Short exercise: Print the entire listing. Each line must match the original exactly.

Rows:
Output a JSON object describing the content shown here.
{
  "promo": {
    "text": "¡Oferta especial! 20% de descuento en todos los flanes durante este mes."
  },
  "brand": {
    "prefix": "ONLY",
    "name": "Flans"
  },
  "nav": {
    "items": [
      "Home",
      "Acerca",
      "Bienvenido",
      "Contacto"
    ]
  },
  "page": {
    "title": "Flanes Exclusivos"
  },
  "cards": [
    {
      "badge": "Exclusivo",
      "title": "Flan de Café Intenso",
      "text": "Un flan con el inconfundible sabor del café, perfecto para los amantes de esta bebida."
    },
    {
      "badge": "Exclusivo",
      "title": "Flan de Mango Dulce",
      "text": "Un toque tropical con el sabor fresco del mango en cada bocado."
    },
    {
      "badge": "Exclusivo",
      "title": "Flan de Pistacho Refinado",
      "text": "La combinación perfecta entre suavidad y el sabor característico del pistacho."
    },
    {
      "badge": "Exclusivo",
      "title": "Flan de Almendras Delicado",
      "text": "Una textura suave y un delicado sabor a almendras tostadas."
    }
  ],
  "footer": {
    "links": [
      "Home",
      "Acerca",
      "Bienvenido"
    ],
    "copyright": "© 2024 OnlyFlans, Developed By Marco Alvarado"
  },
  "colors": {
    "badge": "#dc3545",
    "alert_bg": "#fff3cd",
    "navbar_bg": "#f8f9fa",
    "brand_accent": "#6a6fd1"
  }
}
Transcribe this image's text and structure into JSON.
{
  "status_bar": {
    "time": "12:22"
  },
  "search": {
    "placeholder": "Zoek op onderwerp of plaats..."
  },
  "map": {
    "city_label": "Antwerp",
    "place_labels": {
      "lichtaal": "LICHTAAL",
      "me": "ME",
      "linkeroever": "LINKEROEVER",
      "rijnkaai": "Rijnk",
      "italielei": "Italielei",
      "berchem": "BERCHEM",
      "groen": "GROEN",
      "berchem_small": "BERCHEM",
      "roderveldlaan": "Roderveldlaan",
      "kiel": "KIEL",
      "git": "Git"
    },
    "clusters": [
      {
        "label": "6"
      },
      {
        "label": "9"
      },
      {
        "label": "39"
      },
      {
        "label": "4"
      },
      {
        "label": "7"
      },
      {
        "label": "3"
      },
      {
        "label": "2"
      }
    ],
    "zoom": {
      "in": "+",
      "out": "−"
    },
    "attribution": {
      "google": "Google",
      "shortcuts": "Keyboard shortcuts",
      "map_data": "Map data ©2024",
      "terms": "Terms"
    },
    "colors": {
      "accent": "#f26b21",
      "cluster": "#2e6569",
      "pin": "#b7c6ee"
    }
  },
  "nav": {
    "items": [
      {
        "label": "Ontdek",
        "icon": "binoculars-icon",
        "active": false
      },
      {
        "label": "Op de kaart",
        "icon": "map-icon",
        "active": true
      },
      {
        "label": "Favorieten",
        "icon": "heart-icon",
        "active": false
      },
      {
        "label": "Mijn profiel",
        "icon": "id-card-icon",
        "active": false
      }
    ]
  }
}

Worked solution:
Output a JSON object describing the content shown here.
{
  "promo": {
    "text": "¡Oferta especial! 20% de descuento en todos los flanes durante este mes."
  },
  "brand": {
    "prefix": "ONLY",
    "name": "Flans"
  },
  "nav": {
    "items": [
      "Home",
      "Acerca",
      "Bienvenido",
      "Contacto"
    ]
  },
  "page": {
    "title": "Flanes Exclusivos"
  },
  "cards": [
    {
      "badge": "Exclusivo",
      "title": "Flan de Café Intenso",
      "text": "Un flan con el inconfundible sabor del café, perfecto para los amantes de esta bebida."
    },
    {
      "badge": "Exclusivo",
      "title": "Flan de Mango Dulce",
      "text": "Un toque tropical con el sabor fresco del mango en cada bocado."
    },
    {
      "badge": "Exclusivo",
      "title": "Flan de Pistacho Refinado",
      "text": "La combinación perfecta entre suavidad y el sabor característico del pistacho."
    },
    {
      "badge": "Exclusivo",
      "title": "Flan de Almendras Delicado",
      "text": "Una textura suave y un delicado sabor a almendras tostadas."
    }
  ],
  "footer": {
    "links": [
      "Home",
      "Acerca",
      "Bienvenido"
    ],
    "copyright": "© 2024 OnlyFlans, Developed By Marco Alvarado"
  },
  "colors": {
    "badge": "#dc3545",
    "alert_bg": "#fff3cd",
    "navbar_bg": "#f8f9fa",
    "brand_accent": "#6a6fd1"
  }
}
Transcribe this image's text and structure into JSON.
{
  "status_bar": {
    "time": "12:22"
  },
  "search": {
    "placeholder": "Zoek op onderwerp of plaats..."
  },
  "map": {
    "city_label": "Antwerp",
    "place_labels": {
      "lichtaal": "LICHTAAL",
      "me": "ME",
      "linkeroever": "LINKEROEVER",
      "rijnkaai": "Rijnk",
      "italielei": "Italielei",
      "berchem": "BERCHEM",
      "groen": "GROEN",
      "berchem_small": "BERCHEM",
      "roderveldlaan": "Roderveldlaan",
      "kiel": "KIEL",
      "git": "Git"
    },
    "clusters": [
      {
        "label": "6"
      },
      {
        "label": "9"
      },
      {
        "label": "39"
      },
      {
        "label": "4"
      },
      {
        "label": "7"
      },
      {
        "label": "3"
      },
      {
        "label": "2"
      }
    ],
    "zoom": {
      "in": "+",
      "out": "−"
    },
    "attribution": {
      "google": "Google",
      "shortcuts": "Keyboard shortcuts",
      "map_data": "Map data ©2024",
      "terms": "Terms"
    },
    "colors": {
      "accent": "#f26b21",
      "cluster": "#2e6569",
      "pin": "#b7c6ee"
    }
  },
  "nav": {
    "items": [
      {
        "label": "Ontdek",
        "icon": "binoculars-icon",
        "active": false
      },
      {
        "label": "Op de kaart",
        "icon": "map-icon",
        "active": true
      },
      {
        "label": "Favorieten",
        "icon": "heart-icon",
        "active": false
      },
      {
        "label": "Mijn profiel",
        "icon": "id-card-icon",
        "active": false
      }
    ]
  }
}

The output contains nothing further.